> EXERCISE AIM:
Search the data for the string "комн" and extract every line where it appears.

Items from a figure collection
<<<<

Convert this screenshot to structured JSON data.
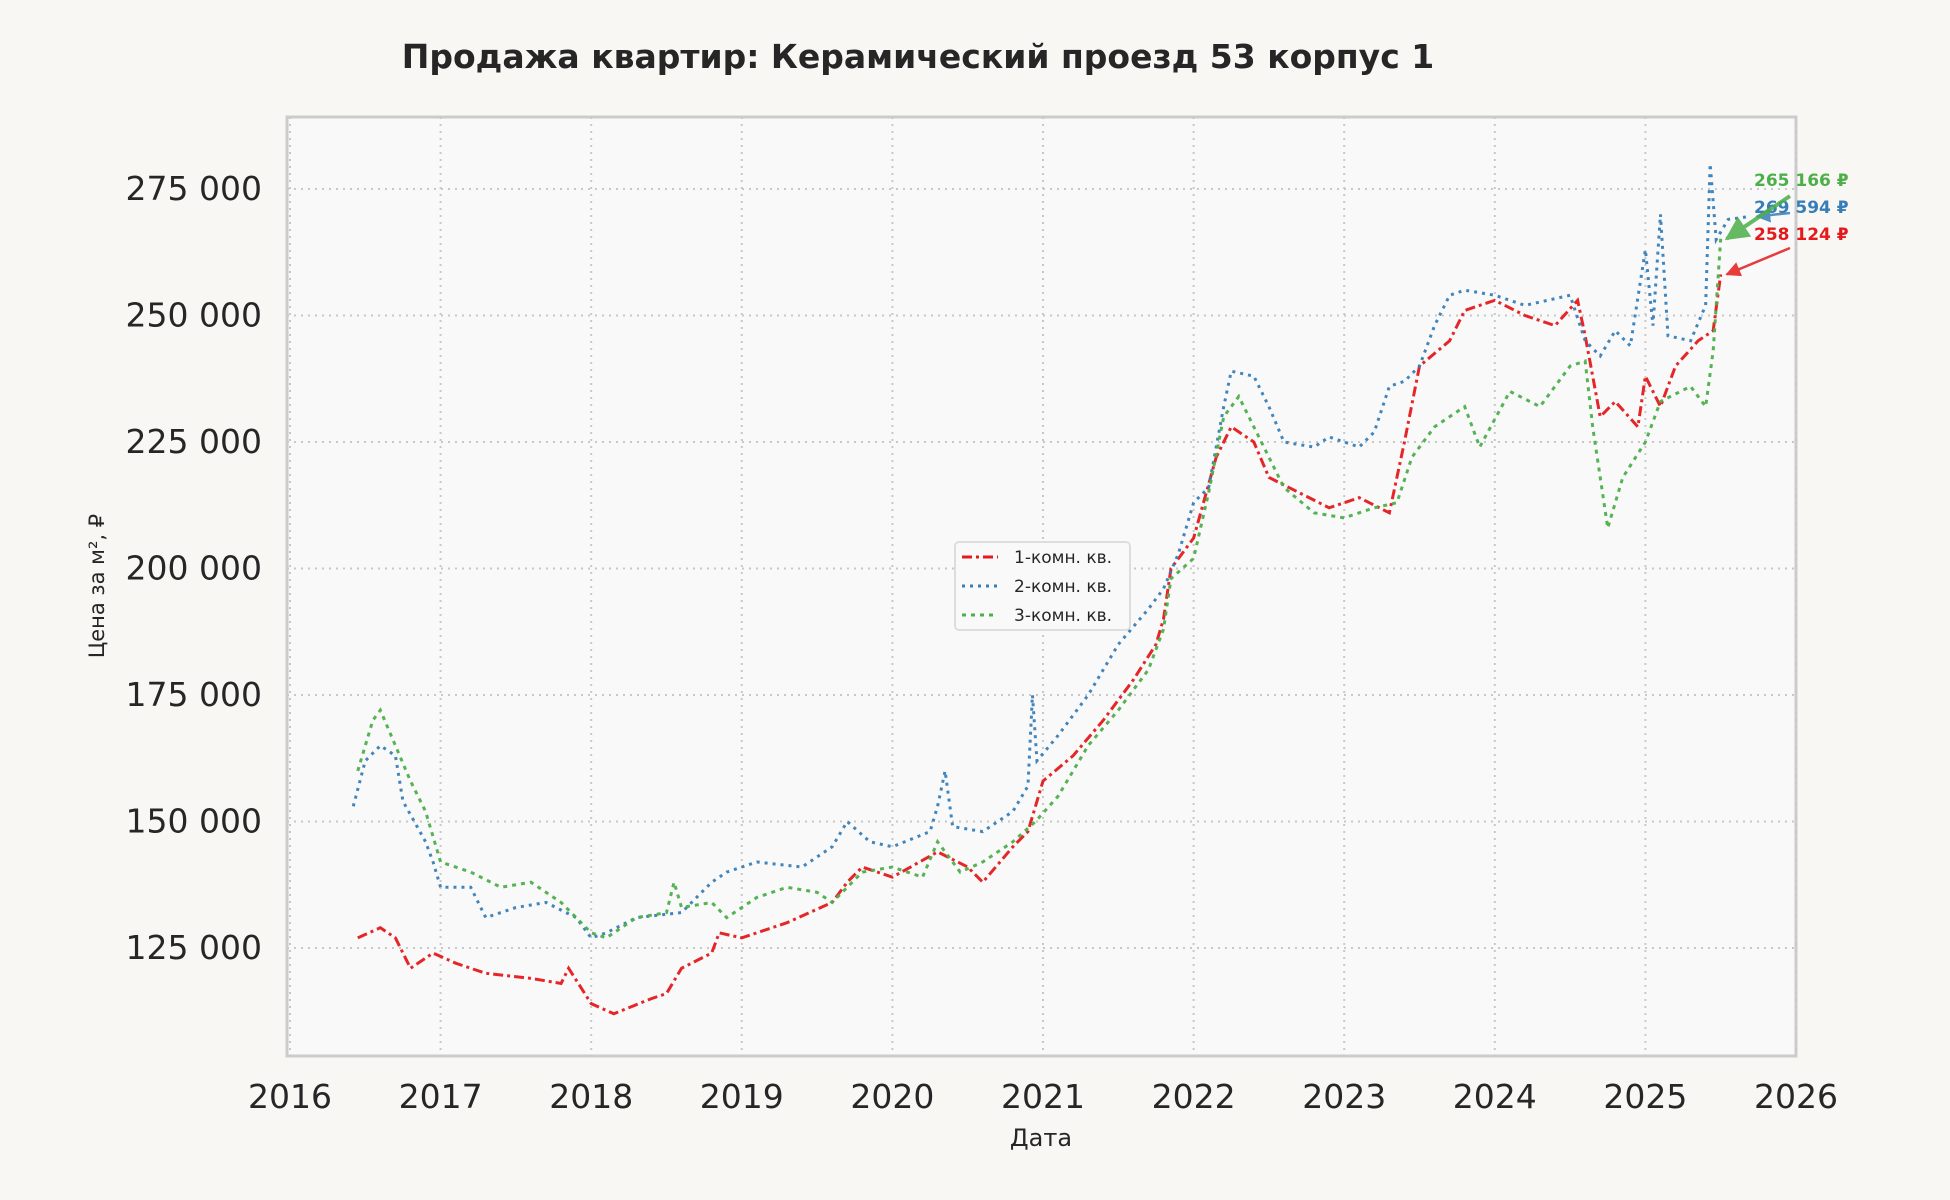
{
  "chart_data": {
    "type": "line",
    "title": "Продажа квартир: Керамический проезд 53 корпус 1",
    "xlabel": "Дата",
    "ylabel": "Цена за м², ₽",
    "xlim": [
      2016,
      2026
    ],
    "ylim": [
      103700,
      289200
    ],
    "x_ticks": [
      "2016",
      "2017",
      "2018",
      "2019",
      "2020",
      "2021",
      "2022",
      "2023",
      "2024",
      "2025",
      "2026"
    ],
    "y_ticks": [
      125000,
      150000,
      175000,
      200000,
      225000,
      250000,
      275000
    ],
    "y_tick_labels": [
      "125 000",
      "150 000",
      "175 000",
      "200 000",
      "225 000",
      "250 000",
      "275 000"
    ],
    "grid": true,
    "legend_position": "center",
    "series": [
      {
        "name": "1-комн. кв.",
        "color": "#e41a1c",
        "last_label": "258 124 ₽",
        "x": [
          2016.45,
          2016.6,
          2016.7,
          2016.8,
          2016.95,
          2017.1,
          2017.3,
          2017.6,
          2017.8,
          2017.85,
          2018.0,
          2018.15,
          2018.4,
          2018.5,
          2018.6,
          2018.8,
          2018.85,
          2019.0,
          2019.3,
          2019.6,
          2019.7,
          2019.8,
          2020.0,
          2020.3,
          2020.5,
          2020.6,
          2020.8,
          2020.9,
          2021.0,
          2021.2,
          2021.4,
          2021.6,
          2021.75,
          2021.8,
          2021.85,
          2022.0,
          2022.15,
          2022.25,
          2022.4,
          2022.5,
          2022.7,
          2022.9,
          2023.1,
          2023.3,
          2023.4,
          2023.5,
          2023.7,
          2023.8,
          2024.0,
          2024.2,
          2024.4,
          2024.55,
          2024.6,
          2024.7,
          2024.8,
          2024.95,
          2025.0,
          2025.1,
          2025.2,
          2025.35,
          2025.45,
          2025.5
        ],
        "y": [
          127000,
          129000,
          127000,
          121000,
          124000,
          122000,
          120000,
          119000,
          118000,
          121000,
          114000,
          112000,
          115000,
          116000,
          121000,
          124000,
          128000,
          127000,
          130000,
          134000,
          138000,
          141000,
          139000,
          144000,
          141000,
          138000,
          145000,
          148000,
          158000,
          163000,
          170000,
          178000,
          185000,
          190000,
          200000,
          206000,
          222000,
          228000,
          225000,
          218000,
          215000,
          212000,
          214000,
          211000,
          225000,
          240000,
          245000,
          251000,
          253000,
          250000,
          248000,
          253000,
          246000,
          230000,
          233000,
          228000,
          238000,
          232000,
          240000,
          245000,
          247000,
          258124
        ]
      },
      {
        "name": "2-комн. кв.",
        "color": "#377eb8",
        "last_label": "269 594 ₽",
        "x": [
          2016.42,
          2016.5,
          2016.6,
          2016.7,
          2016.75,
          2016.9,
          2016.95,
          2017.0,
          2017.2,
          2017.3,
          2017.5,
          2017.7,
          2017.9,
          2018.0,
          2018.1,
          2018.3,
          2018.6,
          2018.8,
          2018.9,
          2019.1,
          2019.4,
          2019.6,
          2019.7,
          2019.85,
          2020.0,
          2020.25,
          2020.3,
          2020.35,
          2020.4,
          2020.6,
          2020.8,
          2020.9,
          2020.93,
          2020.96,
          2021.1,
          2021.3,
          2021.5,
          2021.7,
          2021.8,
          2021.9,
          2022.0,
          2022.1,
          2022.2,
          2022.25,
          2022.4,
          2022.5,
          2022.6,
          2022.8,
          2022.9,
          2023.1,
          2023.2,
          2023.3,
          2023.4,
          2023.5,
          2023.6,
          2023.7,
          2023.8,
          2024.0,
          2024.2,
          2024.5,
          2024.6,
          2024.7,
          2024.8,
          2024.9,
          2025.0,
          2025.05,
          2025.1,
          2025.15,
          2025.3,
          2025.4,
          2025.43,
          2025.47,
          2025.55,
          2025.7
        ],
        "y": [
          153000,
          162000,
          165000,
          163000,
          154000,
          146000,
          142000,
          137000,
          137000,
          131000,
          133000,
          134000,
          131000,
          127000,
          128000,
          131000,
          132000,
          138000,
          140000,
          142000,
          141000,
          145000,
          150000,
          146000,
          145000,
          148000,
          153000,
          160000,
          149000,
          148000,
          152000,
          157000,
          175000,
          162000,
          167000,
          175000,
          185000,
          192000,
          196000,
          203000,
          213000,
          216000,
          232000,
          239000,
          238000,
          232000,
          225000,
          224000,
          226000,
          224000,
          227000,
          236000,
          237000,
          240000,
          248000,
          254000,
          255000,
          254000,
          252000,
          254000,
          245000,
          242000,
          247000,
          244000,
          263000,
          248000,
          270000,
          246000,
          245000,
          252000,
          280000,
          265000,
          269000,
          269594
        ]
      },
      {
        "name": "3-комн. кв.",
        "color": "#4daf4a",
        "last_label": "265 166 ₽",
        "x": [
          2016.45,
          2016.55,
          2016.6,
          2016.7,
          2016.8,
          2016.9,
          2017.0,
          2017.2,
          2017.4,
          2017.6,
          2017.8,
          2018.0,
          2018.1,
          2018.3,
          2018.5,
          2018.55,
          2018.6,
          2018.8,
          2018.9,
          2019.1,
          2019.3,
          2019.5,
          2019.6,
          2019.8,
          2020.0,
          2020.2,
          2020.3,
          2020.45,
          2020.6,
          2020.8,
          2020.95,
          2021.1,
          2021.3,
          2021.5,
          2021.7,
          2021.8,
          2021.85,
          2022.0,
          2022.1,
          2022.2,
          2022.3,
          2022.45,
          2022.6,
          2022.8,
          2023.0,
          2023.2,
          2023.35,
          2023.45,
          2023.6,
          2023.8,
          2023.9,
          2024.1,
          2024.3,
          2024.5,
          2024.6,
          2024.65,
          2024.75,
          2024.85,
          2025.0,
          2025.1,
          2025.3,
          2025.4,
          2025.45,
          2025.5
        ],
        "y": [
          160000,
          170000,
          172000,
          165000,
          158000,
          152000,
          142000,
          140000,
          137000,
          138000,
          134000,
          128000,
          127000,
          131000,
          132000,
          138000,
          133000,
          134000,
          131000,
          135000,
          137000,
          136000,
          134000,
          140000,
          141000,
          139000,
          146000,
          140000,
          142000,
          146000,
          150000,
          155000,
          165000,
          172000,
          180000,
          188000,
          198000,
          202000,
          215000,
          230000,
          234000,
          225000,
          216000,
          211000,
          210000,
          212000,
          213000,
          222000,
          228000,
          232000,
          224000,
          235000,
          232000,
          240000,
          241000,
          228000,
          208000,
          218000,
          225000,
          233000,
          236000,
          232000,
          243000,
          265166
        ]
      }
    ]
  }
}
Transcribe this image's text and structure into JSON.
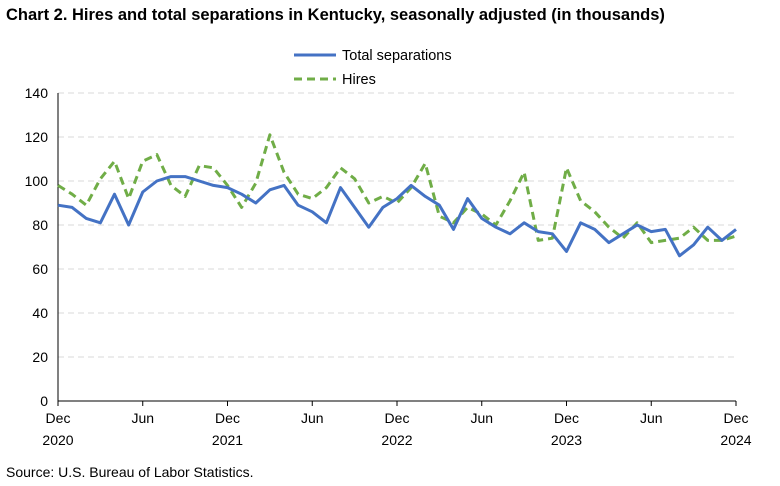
{
  "title": "Chart 2. Hires and total separations in Kentucky, seasonally adjusted (in thousands)",
  "source": "Source: U.S. Bureau of Labor Statistics.",
  "colors": {
    "total_separations": "#4472c4",
    "hires": "#70ad47",
    "grid": "#d9d9d9",
    "axis": "#000000"
  },
  "chart_data": {
    "type": "line",
    "title": "Chart 2. Hires and total separations in Kentucky, seasonally adjusted (in thousands)",
    "xlabel": "",
    "ylabel": "",
    "ylim": [
      0,
      140
    ],
    "yticks": [
      "0",
      "20",
      "40",
      "60",
      "80",
      "100",
      "120",
      "140"
    ],
    "grid": "horizontal dashed",
    "legend_position": "top-center",
    "x": [
      "Dec 2020",
      "Jan 2021",
      "Feb 2021",
      "Mar 2021",
      "Apr 2021",
      "May 2021",
      "Jun 2021",
      "Jul 2021",
      "Aug 2021",
      "Sep 2021",
      "Oct 2021",
      "Nov 2021",
      "Dec 2021",
      "Jan 2022",
      "Feb 2022",
      "Mar 2022",
      "Apr 2022",
      "May 2022",
      "Jun 2022",
      "Jul 2022",
      "Aug 2022",
      "Sep 2022",
      "Oct 2022",
      "Nov 2022",
      "Dec 2022",
      "Jan 2023",
      "Feb 2023",
      "Mar 2023",
      "Apr 2023",
      "May 2023",
      "Jun 2023",
      "Jul 2023",
      "Aug 2023",
      "Sep 2023",
      "Oct 2023",
      "Nov 2023",
      "Dec 2023",
      "Jan 2024",
      "Feb 2024",
      "Mar 2024",
      "Apr 2024",
      "May 2024",
      "Jun 2024",
      "Jul 2024",
      "Aug 2024",
      "Sep 2024",
      "Oct 2024",
      "Nov 2024",
      "Dec 2024"
    ],
    "x_tick_labels": [
      {
        "month": "Dec",
        "year": "2020"
      },
      {
        "month": "Jun",
        "year": ""
      },
      {
        "month": "Dec",
        "year": "2021"
      },
      {
        "month": "Jun",
        "year": ""
      },
      {
        "month": "Dec",
        "year": "2022"
      },
      {
        "month": "Jun",
        "year": ""
      },
      {
        "month": "Dec",
        "year": "2023"
      },
      {
        "month": "Jun",
        "year": ""
      },
      {
        "month": "Dec",
        "year": "2024"
      }
    ],
    "series": [
      {
        "name": "Total separations",
        "style": "solid",
        "values": [
          89,
          88,
          83,
          81,
          94,
          80,
          95,
          100,
          102,
          102,
          100,
          98,
          97,
          94,
          90,
          96,
          98,
          89,
          86,
          81,
          97,
          88,
          79,
          88,
          92,
          98,
          93,
          89,
          78,
          92,
          83,
          79,
          76,
          81,
          77,
          76,
          68,
          81,
          78,
          72,
          76,
          80,
          77,
          78,
          66,
          71,
          79,
          73,
          78
        ]
      },
      {
        "name": "Hires",
        "style": "dashed",
        "values": [
          98,
          94,
          89,
          101,
          109,
          92,
          109,
          112,
          98,
          93,
          107,
          106,
          98,
          88,
          99,
          121,
          104,
          94,
          92,
          97,
          106,
          101,
          90,
          93,
          90,
          97,
          108,
          84,
          81,
          88,
          85,
          80,
          91,
          104,
          73,
          74,
          106,
          91,
          86,
          79,
          74,
          81,
          72,
          73,
          74,
          79,
          73,
          73,
          75
        ]
      }
    ]
  }
}
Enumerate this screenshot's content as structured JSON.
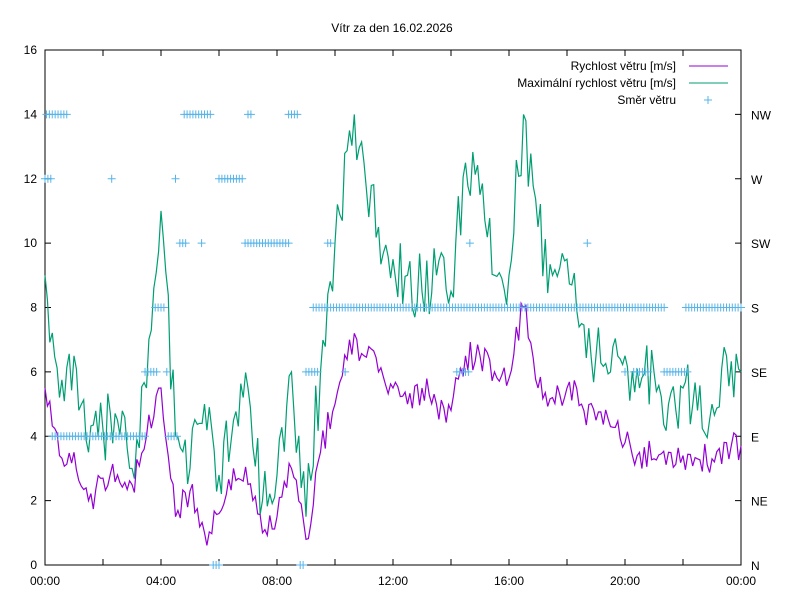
{
  "chart_data": {
    "type": "line",
    "title": "Vítr za den 16.02.2026",
    "xlabel": "",
    "ylabel": "",
    "xlim_hours": [
      0,
      24
    ],
    "ylim": [
      0,
      16
    ],
    "x_ticks": [
      "00:00",
      "04:00",
      "08:00",
      "12:00",
      "16:00",
      "20:00",
      "00:00"
    ],
    "x_tick_hours": [
      0,
      4,
      8,
      12,
      16,
      20,
      24
    ],
    "y_ticks": [
      "0",
      "2",
      "4",
      "6",
      "8",
      "10",
      "12",
      "14",
      "16"
    ],
    "y2_ticks": [
      "N",
      "NE",
      "E",
      "SE",
      "S",
      "SW",
      "W",
      "NW"
    ],
    "legend_position": "top-right",
    "x_hours": [
      0,
      0.5,
      1,
      1.5,
      2,
      2.5,
      3,
      3.5,
      4,
      4.5,
      5,
      5.5,
      6,
      6.5,
      7,
      7.5,
      8,
      8.5,
      9,
      9.5,
      10,
      10.5,
      11,
      11.5,
      12,
      12.5,
      13,
      13.5,
      14,
      14.5,
      15,
      15.5,
      16,
      16.5,
      17,
      17.5,
      18,
      18.5,
      19,
      19.5,
      20,
      20.5,
      21,
      21.5,
      22,
      22.5,
      23,
      23.5,
      24
    ],
    "series": [
      {
        "name": "Rychlost větru [m/s]",
        "color": "#9400d3",
        "values": [
          5.5,
          3.4,
          3.5,
          2.0,
          2.7,
          2.8,
          2.5,
          4.0,
          5.5,
          1.5,
          2.3,
          1.0,
          1.6,
          3.0,
          2.5,
          1.0,
          1.5,
          3.0,
          0.8,
          3.5,
          5.0,
          7.0,
          6.5,
          6.0,
          5.5,
          5.0,
          5.5,
          5.0,
          4.8,
          6.5,
          6.5,
          6.0,
          5.8,
          8.0,
          5.5,
          5.2,
          5.5,
          5.0,
          4.5,
          4.3,
          3.8,
          3.5,
          3.3,
          3.5,
          3.4,
          3.3,
          3.3,
          3.8,
          3.7
        ]
      },
      {
        "name": "Maximální rychlost větru [m/s]",
        "color": "#009e73",
        "values": [
          9.0,
          5.2,
          6.5,
          3.5,
          4.2,
          4.5,
          3.0,
          5.5,
          11.0,
          4.0,
          3.0,
          5.0,
          2.8,
          4.5,
          5.5,
          2.0,
          2.8,
          6.0,
          1.5,
          6.0,
          10.0,
          13.5,
          12.5,
          10.5,
          9.5,
          9.0,
          8.5,
          9.0,
          8.5,
          12.5,
          11.5,
          9.0,
          9.0,
          14.0,
          10.5,
          9.0,
          9.5,
          7.5,
          6.5,
          6.0,
          6.5,
          5.5,
          6.0,
          5.0,
          5.5,
          4.8,
          5.0,
          6.5,
          6.0
        ]
      },
      {
        "name": "Směr větru",
        "color": "#56b4e9",
        "marker": "+",
        "direction_segments": [
          {
            "dir": "NW",
            "from": 0.05,
            "to": 0.8
          },
          {
            "dir": "NW",
            "from": 4.8,
            "to": 5.75
          },
          {
            "dir": "NW",
            "from": 7.0,
            "to": 7.1
          },
          {
            "dir": "NW",
            "from": 8.4,
            "to": 8.7
          },
          {
            "dir": "W",
            "from": 0.0,
            "to": 0.2
          },
          {
            "dir": "W",
            "from": 2.3,
            "to": 2.3
          },
          {
            "dir": "W",
            "from": 4.5,
            "to": 4.5
          },
          {
            "dir": "W",
            "from": 6.0,
            "to": 6.8
          },
          {
            "dir": "SW",
            "from": 4.65,
            "to": 4.9
          },
          {
            "dir": "SW",
            "from": 5.4,
            "to": 5.4
          },
          {
            "dir": "SW",
            "from": 6.9,
            "to": 8.4
          },
          {
            "dir": "SW",
            "from": 9.75,
            "to": 9.85
          },
          {
            "dir": "SW",
            "from": 14.65,
            "to": 14.65
          },
          {
            "dir": "SW",
            "from": 18.7,
            "to": 18.7
          },
          {
            "dir": "S",
            "from": 3.8,
            "to": 4.15
          },
          {
            "dir": "S",
            "from": 9.25,
            "to": 21.4
          },
          {
            "dir": "S",
            "from": 22.1,
            "to": 24.0
          },
          {
            "dir": "SE",
            "from": 3.45,
            "to": 3.85
          },
          {
            "dir": "SE",
            "from": 4.2,
            "to": 4.2
          },
          {
            "dir": "SE",
            "from": 9.0,
            "to": 9.4
          },
          {
            "dir": "SE",
            "from": 10.35,
            "to": 10.35
          },
          {
            "dir": "SE",
            "from": 14.2,
            "to": 14.6
          },
          {
            "dir": "SE",
            "from": 20.0,
            "to": 20.0
          },
          {
            "dir": "SE",
            "from": 20.3,
            "to": 20.8
          },
          {
            "dir": "SE",
            "from": 21.35,
            "to": 22.2
          },
          {
            "dir": "E",
            "from": 0.25,
            "to": 3.45
          },
          {
            "dir": "E",
            "from": 4.25,
            "to": 4.6
          },
          {
            "dir": "N",
            "from": 5.8,
            "to": 6.0
          },
          {
            "dir": "N",
            "from": 8.8,
            "to": 8.95
          }
        ]
      }
    ]
  }
}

>>>>

> ANSWER TO THE PROBLEM:
        "name": "1-комн. кв.",
        "name": "2-комн. кв.",
        "name": "3-комн. кв.",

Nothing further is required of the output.